# Given instruction
Your task is to transcribe the data in full.

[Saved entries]
## Begin

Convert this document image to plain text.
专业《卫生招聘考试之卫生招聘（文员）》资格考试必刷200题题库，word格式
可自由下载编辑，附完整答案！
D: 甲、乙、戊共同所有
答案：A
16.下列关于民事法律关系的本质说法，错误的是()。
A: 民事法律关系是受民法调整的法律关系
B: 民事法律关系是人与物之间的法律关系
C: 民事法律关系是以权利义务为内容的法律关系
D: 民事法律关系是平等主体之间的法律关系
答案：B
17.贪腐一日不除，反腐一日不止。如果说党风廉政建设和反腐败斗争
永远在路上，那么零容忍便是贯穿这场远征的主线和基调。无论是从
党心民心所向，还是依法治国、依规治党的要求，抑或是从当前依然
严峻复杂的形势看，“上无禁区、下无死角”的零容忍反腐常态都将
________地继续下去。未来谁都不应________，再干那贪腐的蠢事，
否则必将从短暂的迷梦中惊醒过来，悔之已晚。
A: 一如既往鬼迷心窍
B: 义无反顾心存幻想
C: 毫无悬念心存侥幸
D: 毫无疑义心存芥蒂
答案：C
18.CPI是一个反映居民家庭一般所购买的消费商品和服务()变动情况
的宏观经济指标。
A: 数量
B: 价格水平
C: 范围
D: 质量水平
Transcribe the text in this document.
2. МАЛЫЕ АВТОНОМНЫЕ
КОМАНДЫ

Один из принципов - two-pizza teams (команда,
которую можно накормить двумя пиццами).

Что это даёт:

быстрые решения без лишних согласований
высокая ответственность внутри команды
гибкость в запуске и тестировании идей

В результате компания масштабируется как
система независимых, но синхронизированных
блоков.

## End

# Result of this task
Convert this document image to plain text.
专业《卫生招聘考试之卫生招聘（文员）》资格考试必刷200题题库，word格式
可自由下载编辑，附完整答案！
D: 甲、乙、戊共同所有
答案：A
16.下列关于民事法律关系的本质说法，错误的是()。
A: 民事法律关系是受民法调整的法律关系
B: 民事法律关系是人与物之间的法律关系
C: 民事法律关系是以权利义务为内容的法律关系
D: 民事法律关系是平等主体之间的法律关系
答案：B
17.贪腐一日不除，反腐一日不止。如果说党风廉政建设和反腐败斗争
永远在路上，那么零容忍便是贯穿这场远征的主线和基调。无论是从
党心民心所向，还是依法治国、依规治党的要求，抑或是从当前依然
严峻复杂的形势看，“上无禁区、下无死角”的零容忍反腐常态都将
________地继续下去。未来谁都不应________，再干那贪腐的蠢事，
否则必将从短暂的迷梦中惊醒过来，悔之已晚。
A: 一如既往鬼迷心窍
B: 义无反顾心存幻想
C: 毫无悬念心存侥幸
D: 毫无疑义心存芥蒂
答案：C
18.CPI是一个反映居民家庭一般所购买的消费商品和服务()变动情况
的宏观经济指标。
A: 数量
B: 价格水平
C: 范围
D: 质量水平
Transcribe the text in this document.
2. МАЛЫЕ АВТОНОМНЫЕ
КОМАНДЫ

Один из принципов - two-pizza teams (команда,
которую можно накормить двумя пиццами).

Что это даёт:

быстрые решения без лишних согласований
высокая ответственность внутри команды
гибкость в запуске и тестировании идей

В результате компания масштабируется как
система независимых, но синхронизированных
блоков.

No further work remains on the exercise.